**Direction**
Look through the data below. Collect every line where the word "content" occurs.

**Exercise material**
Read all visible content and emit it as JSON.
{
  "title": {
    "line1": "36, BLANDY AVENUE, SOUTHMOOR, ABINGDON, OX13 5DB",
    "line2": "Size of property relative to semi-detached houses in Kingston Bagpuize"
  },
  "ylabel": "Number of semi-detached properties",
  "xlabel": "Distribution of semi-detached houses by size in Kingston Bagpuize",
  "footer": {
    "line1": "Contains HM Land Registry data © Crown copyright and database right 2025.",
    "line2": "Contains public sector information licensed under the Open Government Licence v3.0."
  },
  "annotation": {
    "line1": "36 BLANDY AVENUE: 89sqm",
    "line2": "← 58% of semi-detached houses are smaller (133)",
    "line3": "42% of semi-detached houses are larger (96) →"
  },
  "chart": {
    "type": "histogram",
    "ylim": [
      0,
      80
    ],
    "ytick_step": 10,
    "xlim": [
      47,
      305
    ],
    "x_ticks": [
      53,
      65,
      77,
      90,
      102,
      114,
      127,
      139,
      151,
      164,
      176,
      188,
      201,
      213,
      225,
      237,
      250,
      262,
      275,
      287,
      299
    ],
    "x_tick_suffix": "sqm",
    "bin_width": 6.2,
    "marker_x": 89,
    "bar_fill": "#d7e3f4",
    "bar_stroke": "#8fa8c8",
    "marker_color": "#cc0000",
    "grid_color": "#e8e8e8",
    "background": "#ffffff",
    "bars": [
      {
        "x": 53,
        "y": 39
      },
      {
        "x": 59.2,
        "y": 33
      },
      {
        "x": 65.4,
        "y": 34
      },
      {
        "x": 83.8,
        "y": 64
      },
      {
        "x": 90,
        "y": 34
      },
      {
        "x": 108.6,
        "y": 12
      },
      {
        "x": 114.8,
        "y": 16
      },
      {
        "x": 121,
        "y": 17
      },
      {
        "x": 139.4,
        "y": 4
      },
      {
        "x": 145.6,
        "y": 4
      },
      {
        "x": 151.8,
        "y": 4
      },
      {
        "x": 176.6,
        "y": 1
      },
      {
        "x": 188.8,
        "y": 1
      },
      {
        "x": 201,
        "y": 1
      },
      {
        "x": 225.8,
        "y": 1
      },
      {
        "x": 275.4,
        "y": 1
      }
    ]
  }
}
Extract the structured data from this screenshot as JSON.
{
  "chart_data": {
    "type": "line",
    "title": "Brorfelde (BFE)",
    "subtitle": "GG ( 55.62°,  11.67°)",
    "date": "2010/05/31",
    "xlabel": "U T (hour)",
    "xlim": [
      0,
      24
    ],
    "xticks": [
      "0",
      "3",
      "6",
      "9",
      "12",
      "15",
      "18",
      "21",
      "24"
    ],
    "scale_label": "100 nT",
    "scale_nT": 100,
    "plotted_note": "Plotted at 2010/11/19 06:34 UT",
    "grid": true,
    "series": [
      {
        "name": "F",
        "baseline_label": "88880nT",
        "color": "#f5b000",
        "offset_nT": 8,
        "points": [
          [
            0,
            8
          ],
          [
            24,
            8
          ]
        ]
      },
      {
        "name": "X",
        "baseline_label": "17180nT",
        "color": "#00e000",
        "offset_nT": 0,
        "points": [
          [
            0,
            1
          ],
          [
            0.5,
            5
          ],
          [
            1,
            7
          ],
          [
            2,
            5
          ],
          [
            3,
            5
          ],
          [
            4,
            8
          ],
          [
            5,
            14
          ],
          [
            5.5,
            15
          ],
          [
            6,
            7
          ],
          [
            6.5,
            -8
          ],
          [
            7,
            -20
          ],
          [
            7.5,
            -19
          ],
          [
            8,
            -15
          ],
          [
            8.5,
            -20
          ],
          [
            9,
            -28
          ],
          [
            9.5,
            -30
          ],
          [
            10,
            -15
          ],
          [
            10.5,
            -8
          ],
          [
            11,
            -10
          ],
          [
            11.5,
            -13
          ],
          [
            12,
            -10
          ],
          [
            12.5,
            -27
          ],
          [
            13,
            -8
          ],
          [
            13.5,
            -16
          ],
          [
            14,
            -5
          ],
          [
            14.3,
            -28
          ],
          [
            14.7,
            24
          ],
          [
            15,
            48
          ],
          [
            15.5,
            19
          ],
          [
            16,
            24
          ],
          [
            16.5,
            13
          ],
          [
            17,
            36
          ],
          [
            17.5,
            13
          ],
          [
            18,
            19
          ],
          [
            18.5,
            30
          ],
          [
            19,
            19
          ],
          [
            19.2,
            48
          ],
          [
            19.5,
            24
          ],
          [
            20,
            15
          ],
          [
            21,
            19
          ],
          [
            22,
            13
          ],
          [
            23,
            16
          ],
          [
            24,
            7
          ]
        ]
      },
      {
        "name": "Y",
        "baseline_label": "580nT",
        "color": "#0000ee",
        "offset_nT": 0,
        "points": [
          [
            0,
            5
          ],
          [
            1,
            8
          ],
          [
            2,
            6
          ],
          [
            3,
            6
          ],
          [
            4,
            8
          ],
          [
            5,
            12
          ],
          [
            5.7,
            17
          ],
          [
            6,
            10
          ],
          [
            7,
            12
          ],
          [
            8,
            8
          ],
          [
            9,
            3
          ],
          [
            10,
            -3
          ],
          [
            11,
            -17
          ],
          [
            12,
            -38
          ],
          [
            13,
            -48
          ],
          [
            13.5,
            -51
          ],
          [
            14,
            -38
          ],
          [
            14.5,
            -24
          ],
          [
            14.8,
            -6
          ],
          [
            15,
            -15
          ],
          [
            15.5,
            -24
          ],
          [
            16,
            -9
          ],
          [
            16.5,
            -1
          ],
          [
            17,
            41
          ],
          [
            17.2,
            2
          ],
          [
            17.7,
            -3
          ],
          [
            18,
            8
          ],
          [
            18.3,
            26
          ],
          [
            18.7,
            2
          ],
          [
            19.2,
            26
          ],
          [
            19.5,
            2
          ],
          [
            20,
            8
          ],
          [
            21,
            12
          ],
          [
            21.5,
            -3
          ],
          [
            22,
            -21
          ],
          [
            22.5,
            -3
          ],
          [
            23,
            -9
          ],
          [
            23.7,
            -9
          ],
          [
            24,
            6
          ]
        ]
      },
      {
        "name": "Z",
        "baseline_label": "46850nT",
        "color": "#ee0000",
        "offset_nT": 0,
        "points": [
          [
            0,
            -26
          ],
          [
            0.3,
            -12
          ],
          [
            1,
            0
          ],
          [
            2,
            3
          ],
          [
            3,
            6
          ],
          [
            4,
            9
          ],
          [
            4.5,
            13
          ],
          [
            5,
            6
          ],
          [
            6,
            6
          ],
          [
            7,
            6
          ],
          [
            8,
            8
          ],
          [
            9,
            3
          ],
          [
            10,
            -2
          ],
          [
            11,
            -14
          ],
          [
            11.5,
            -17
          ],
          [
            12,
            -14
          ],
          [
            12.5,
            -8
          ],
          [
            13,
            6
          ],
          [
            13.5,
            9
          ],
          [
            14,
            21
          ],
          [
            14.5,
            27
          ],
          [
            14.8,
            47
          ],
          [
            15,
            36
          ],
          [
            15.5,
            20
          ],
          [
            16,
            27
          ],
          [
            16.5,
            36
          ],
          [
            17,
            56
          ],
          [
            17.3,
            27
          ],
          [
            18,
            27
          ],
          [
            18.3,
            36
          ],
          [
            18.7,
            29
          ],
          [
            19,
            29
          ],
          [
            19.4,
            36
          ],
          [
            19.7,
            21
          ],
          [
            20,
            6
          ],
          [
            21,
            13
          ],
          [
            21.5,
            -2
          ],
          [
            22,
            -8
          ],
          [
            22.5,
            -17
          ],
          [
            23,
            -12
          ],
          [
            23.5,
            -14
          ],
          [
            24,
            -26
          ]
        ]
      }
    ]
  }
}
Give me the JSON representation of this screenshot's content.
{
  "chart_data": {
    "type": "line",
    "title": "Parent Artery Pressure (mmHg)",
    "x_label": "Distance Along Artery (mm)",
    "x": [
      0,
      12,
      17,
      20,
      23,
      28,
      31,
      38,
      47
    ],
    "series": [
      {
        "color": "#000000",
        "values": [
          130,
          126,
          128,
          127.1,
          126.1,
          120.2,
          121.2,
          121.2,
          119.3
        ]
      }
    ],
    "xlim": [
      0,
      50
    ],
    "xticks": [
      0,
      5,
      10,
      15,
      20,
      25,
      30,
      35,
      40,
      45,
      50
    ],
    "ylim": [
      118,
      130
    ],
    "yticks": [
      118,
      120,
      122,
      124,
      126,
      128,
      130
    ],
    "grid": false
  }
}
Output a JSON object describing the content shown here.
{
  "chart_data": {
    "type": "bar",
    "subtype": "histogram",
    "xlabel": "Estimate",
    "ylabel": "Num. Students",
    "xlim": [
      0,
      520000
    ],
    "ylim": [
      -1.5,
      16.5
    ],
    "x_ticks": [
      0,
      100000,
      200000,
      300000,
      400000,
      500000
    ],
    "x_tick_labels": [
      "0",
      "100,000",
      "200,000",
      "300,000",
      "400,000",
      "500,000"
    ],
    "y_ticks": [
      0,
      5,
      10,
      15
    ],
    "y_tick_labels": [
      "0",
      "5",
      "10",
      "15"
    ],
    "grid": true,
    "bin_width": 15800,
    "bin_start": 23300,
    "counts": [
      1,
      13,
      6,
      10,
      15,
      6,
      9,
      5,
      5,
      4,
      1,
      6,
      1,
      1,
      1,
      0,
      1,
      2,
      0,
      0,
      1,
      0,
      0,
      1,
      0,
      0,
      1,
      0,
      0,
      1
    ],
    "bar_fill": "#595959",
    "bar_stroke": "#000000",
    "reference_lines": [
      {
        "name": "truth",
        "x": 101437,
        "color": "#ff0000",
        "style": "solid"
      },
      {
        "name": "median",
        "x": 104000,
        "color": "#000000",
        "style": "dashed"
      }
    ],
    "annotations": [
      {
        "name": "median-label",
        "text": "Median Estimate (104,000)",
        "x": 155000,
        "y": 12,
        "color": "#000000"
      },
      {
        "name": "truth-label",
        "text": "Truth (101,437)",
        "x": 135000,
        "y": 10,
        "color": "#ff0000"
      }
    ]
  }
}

**Solved exercise**
Read all visible content and emit it as JSON.
Give me the JSON representation of this screenshot's content.
Output a JSON object describing the content shown here.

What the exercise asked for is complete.